**** ENTRIES PROVIDED

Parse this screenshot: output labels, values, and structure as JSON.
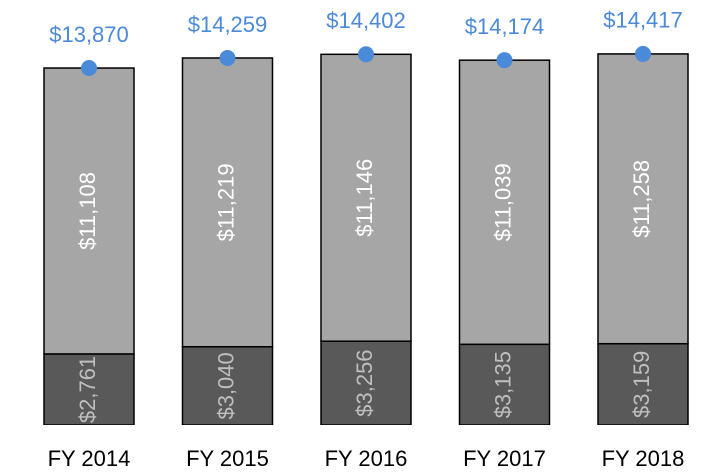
{
  "chart_data": {
    "type": "stacked-bar",
    "categories": [
      "FY 2014",
      "FY 2015",
      "FY 2016",
      "FY 2017",
      "FY 2018"
    ],
    "series": [
      {
        "color": "#595959",
        "label_color": "#bfbfbf",
        "values": [
          2761,
          3040,
          3256,
          3135,
          3159
        ],
        "value_labels": [
          "$2,761",
          "$3,040",
          "$3,256",
          "$3,135",
          "$3,159"
        ]
      },
      {
        "color": "#a6a6a6",
        "label_color": "#ffffff",
        "values": [
          11108,
          11219,
          11146,
          11039,
          11258
        ],
        "value_labels": [
          "$11,108",
          "$11,219",
          "$11,146",
          "$11,039",
          "$11,258"
        ]
      }
    ],
    "totals": {
      "color": "#4a8ad8",
      "values": [
        13870,
        14259,
        14402,
        14174,
        14417
      ],
      "value_labels": [
        "$13,870",
        "$14,259",
        "$14,402",
        "$14,174",
        "$14,417"
      ]
    }
  }
}
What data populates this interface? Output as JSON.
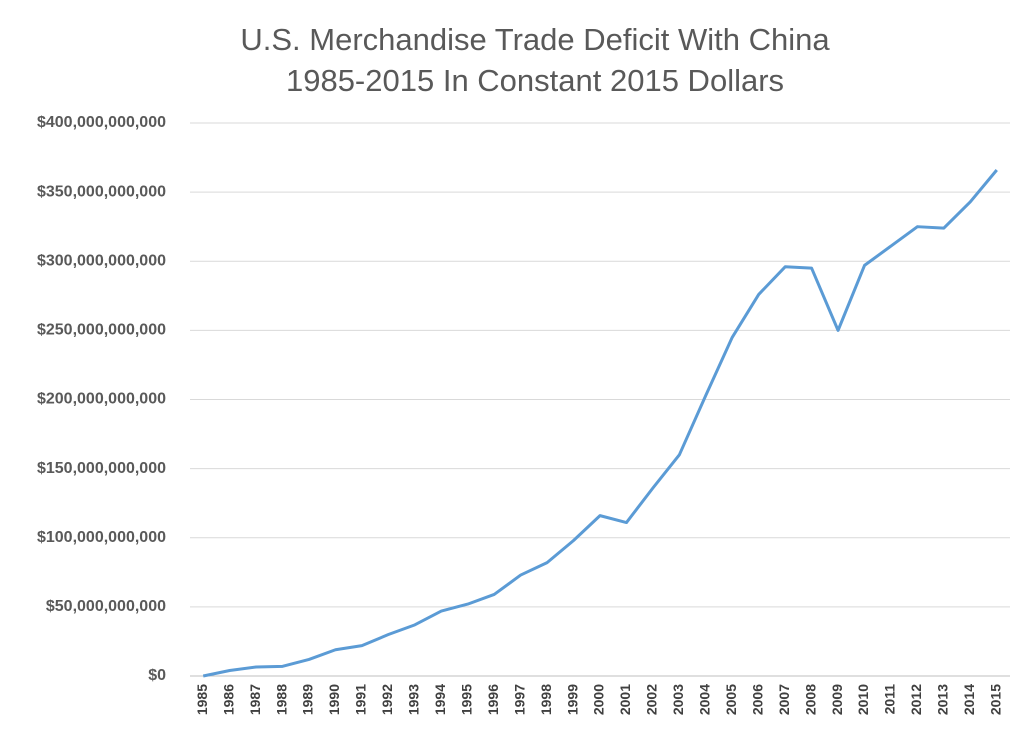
{
  "chart_data": {
    "type": "line",
    "title": "U.S. Merchandise Trade Deficit With China",
    "subtitle": "1985-2015 In Constant 2015 Dollars",
    "categories": [
      "1985",
      "1986",
      "1987",
      "1988",
      "1989",
      "1990",
      "1991",
      "1992",
      "1993",
      "1994",
      "1995",
      "1996",
      "1997",
      "1998",
      "1999",
      "2000",
      "2001",
      "2002",
      "2003",
      "2004",
      "2005",
      "2006",
      "2007",
      "2008",
      "2009",
      "2010",
      "2011",
      "2012",
      "2013",
      "2014",
      "2015"
    ],
    "series": [
      {
        "color": "#5b9bd5",
        "values": [
          0,
          4000000000,
          6500000000,
          7000000000,
          12000000000,
          19000000000,
          22000000000,
          30000000000,
          37000000000,
          47000000000,
          52000000000,
          59000000000,
          73000000000,
          82000000000,
          98000000000,
          116000000000,
          111000000000,
          136000000000,
          160000000000,
          203000000000,
          245000000000,
          276000000000,
          296000000000,
          295000000000,
          250000000000,
          297000000000,
          311000000000,
          325000000000,
          324000000000,
          343000000000,
          366000000000
        ]
      }
    ],
    "ylim": [
      0,
      400000000000
    ],
    "yticks": [
      {
        "value": 0,
        "label": "$0"
      },
      {
        "value": 50000000000,
        "label": "$50,000,000,000"
      },
      {
        "value": 100000000000,
        "label": "$100,000,000,000"
      },
      {
        "value": 150000000000,
        "label": "$150,000,000,000"
      },
      {
        "value": 200000000000,
        "label": "$200,000,000,000"
      },
      {
        "value": 250000000000,
        "label": "$250,000,000,000"
      },
      {
        "value": 300000000000,
        "label": "$300,000,000,000"
      },
      {
        "value": 350000000000,
        "label": "$350,000,000,000"
      },
      {
        "value": 400000000000,
        "label": "$400,000,000,000"
      }
    ],
    "grid": true
  }
}
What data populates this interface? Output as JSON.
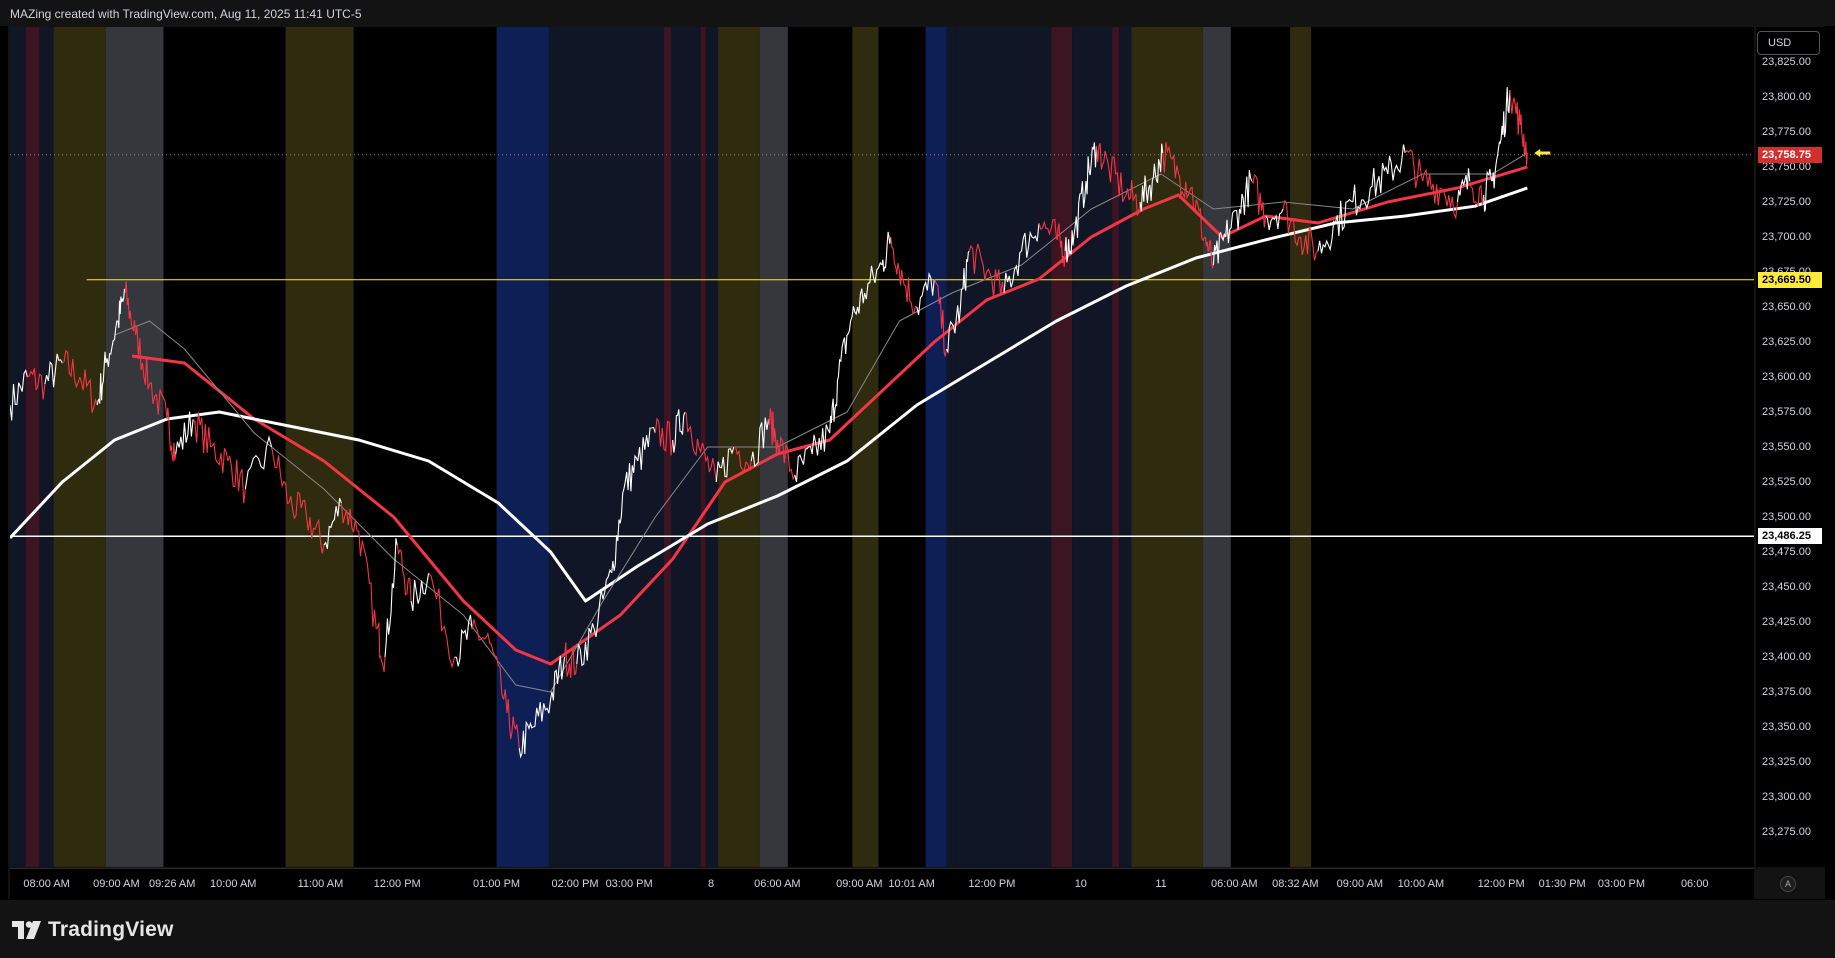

********

→ **EXERCISE TASK**:
Leave out all images, then reproduce the entries above exactly.

→ **RESPONSE**:
Parse this screenshot: output labels, values, and structure as JSON.
{
  "chart_data": {
    "type": "stacked-bar",
    "categories": [
      "FY 2014",
      "FY 2015",
      "FY 2016",
      "FY 2017",
      "FY 2018"
    ],
    "series": [
      {
        "color": "#595959",
        "label_color": "#bfbfbf",
        "values": [
          2761,
          3040,
          3256,
          3135,
          3159
        ],
        "value_labels": [
          "$2,761",
          "$3,040",
          "$3,256",
          "$3,135",
          "$3,159"
        ]
      },
      {
        "color": "#a6a6a6",
        "label_color": "#ffffff",
        "values": [
          11108,
          11219,
          11146,
          11039,
          11258
        ],
        "value_labels": [
          "$11,108",
          "$11,219",
          "$11,146",
          "$11,039",
          "$11,258"
        ]
      }
    ],
    "totals": {
      "color": "#4a8ad8",
      "values": [
        13870,
        14259,
        14402,
        14174,
        14417
      ],
      "value_labels": [
        "$13,870",
        "$14,259",
        "$14,402",
        "$14,174",
        "$14,417"
      ]
    }
  }
}
What data populates this interface? Output as JSON.
{
  "chart_data": {
    "type": "line",
    "title": "U.S. Merchandise Trade Deficit With China",
    "subtitle": "1985-2015 In Constant 2015 Dollars",
    "categories": [
      "1985",
      "1986",
      "1987",
      "1988",
      "1989",
      "1990",
      "1991",
      "1992",
      "1993",
      "1994",
      "1995",
      "1996",
      "1997",
      "1998",
      "1999",
      "2000",
      "2001",
      "2002",
      "2003",
      "2004",
      "2005",
      "2006",
      "2007",
      "2008",
      "2009",
      "2010",
      "2011",
      "2012",
      "2013",
      "2014",
      "2015"
    ],
    "series": [
      {
        "color": "#5b9bd5",
        "values": [
          0,
          4000000000,
          6500000000,
          7000000000,
          12000000000,
          19000000000,
          22000000000,
          30000000000,
          37000000000,
          47000000000,
          52000000000,
          59000000000,
          73000000000,
          82000000000,
          98000000000,
          116000000000,
          111000000000,
          136000000000,
          160000000000,
          203000000000,
          245000000000,
          276000000000,
          296000000000,
          295000000000,
          250000000000,
          297000000000,
          311000000000,
          325000000000,
          324000000000,
          343000000000,
          366000000000
        ]
      }
    ],
    "ylim": [
      0,
      400000000000
    ],
    "yticks": [
      {
        "value": 0,
        "label": "$0"
      },
      {
        "value": 50000000000,
        "label": "$50,000,000,000"
      },
      {
        "value": 100000000000,
        "label": "$100,000,000,000"
      },
      {
        "value": 150000000000,
        "label": "$150,000,000,000"
      },
      {
        "value": 200000000000,
        "label": "$200,000,000,000"
      },
      {
        "value": 250000000000,
        "label": "$250,000,000,000"
      },
      {
        "value": 300000000000,
        "label": "$300,000,000,000"
      },
      {
        "value": 350000000000,
        "label": "$350,000,000,000"
      },
      {
        "value": 400000000000,
        "label": "$400,000,000,000"
      }
    ],
    "grid": true
  }
}
What data populates this interface? Output as JSON.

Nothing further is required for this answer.